- **Exercise aim**:
Find how many lines of the listing include the string "together", and report only that figure.
───── Given records
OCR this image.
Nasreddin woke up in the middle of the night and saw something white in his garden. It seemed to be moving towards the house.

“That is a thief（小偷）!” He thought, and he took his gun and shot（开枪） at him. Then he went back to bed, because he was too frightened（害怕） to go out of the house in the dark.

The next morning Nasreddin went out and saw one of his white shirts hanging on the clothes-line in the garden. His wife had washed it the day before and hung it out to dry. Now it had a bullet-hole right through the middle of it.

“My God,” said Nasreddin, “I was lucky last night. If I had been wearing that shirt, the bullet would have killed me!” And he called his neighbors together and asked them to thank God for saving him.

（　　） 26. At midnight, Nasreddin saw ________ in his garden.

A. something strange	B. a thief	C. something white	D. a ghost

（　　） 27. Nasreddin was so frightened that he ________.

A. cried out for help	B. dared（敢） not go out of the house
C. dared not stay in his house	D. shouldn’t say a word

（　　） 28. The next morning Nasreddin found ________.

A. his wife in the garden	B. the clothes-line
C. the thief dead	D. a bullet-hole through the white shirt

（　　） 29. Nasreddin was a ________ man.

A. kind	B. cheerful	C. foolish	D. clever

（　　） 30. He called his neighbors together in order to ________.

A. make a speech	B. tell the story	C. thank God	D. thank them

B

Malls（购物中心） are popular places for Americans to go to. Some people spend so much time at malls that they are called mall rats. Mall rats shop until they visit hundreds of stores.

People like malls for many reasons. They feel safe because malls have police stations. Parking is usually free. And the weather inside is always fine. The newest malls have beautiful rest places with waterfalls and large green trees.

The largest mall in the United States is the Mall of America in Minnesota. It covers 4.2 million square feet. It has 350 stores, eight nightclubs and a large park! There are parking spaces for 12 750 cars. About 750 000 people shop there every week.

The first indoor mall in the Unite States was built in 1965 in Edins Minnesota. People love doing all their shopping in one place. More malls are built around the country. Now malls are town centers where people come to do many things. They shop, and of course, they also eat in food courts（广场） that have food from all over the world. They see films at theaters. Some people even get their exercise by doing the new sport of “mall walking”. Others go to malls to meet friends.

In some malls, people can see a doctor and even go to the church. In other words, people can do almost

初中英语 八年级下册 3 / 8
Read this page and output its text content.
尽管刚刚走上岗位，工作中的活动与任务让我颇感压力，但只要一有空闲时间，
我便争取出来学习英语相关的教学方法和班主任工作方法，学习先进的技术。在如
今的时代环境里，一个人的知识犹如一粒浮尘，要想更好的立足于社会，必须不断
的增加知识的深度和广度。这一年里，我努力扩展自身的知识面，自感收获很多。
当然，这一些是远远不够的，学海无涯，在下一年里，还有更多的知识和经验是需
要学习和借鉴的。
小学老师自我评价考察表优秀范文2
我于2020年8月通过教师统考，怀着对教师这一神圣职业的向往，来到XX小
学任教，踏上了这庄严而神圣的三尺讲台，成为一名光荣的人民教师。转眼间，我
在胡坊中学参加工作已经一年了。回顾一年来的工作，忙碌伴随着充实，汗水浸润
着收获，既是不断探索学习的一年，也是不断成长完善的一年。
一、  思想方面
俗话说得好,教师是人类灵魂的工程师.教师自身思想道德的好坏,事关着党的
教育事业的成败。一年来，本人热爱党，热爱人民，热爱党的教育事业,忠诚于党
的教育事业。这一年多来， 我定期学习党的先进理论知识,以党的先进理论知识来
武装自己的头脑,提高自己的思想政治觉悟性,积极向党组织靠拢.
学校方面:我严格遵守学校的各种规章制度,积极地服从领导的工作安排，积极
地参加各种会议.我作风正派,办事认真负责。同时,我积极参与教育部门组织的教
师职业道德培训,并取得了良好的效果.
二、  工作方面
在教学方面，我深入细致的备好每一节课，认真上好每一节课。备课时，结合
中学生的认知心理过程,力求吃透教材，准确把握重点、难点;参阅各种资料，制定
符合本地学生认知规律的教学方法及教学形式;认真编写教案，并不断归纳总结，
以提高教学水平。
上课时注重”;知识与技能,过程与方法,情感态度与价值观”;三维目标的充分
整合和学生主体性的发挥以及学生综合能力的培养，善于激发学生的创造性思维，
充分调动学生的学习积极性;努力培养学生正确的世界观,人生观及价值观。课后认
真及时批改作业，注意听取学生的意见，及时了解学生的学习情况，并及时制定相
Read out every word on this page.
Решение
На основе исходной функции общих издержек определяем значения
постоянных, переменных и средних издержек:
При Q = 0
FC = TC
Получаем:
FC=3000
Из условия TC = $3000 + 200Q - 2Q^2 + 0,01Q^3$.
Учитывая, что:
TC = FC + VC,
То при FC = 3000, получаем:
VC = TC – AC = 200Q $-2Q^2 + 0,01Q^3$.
──────────
- **Task response**:
2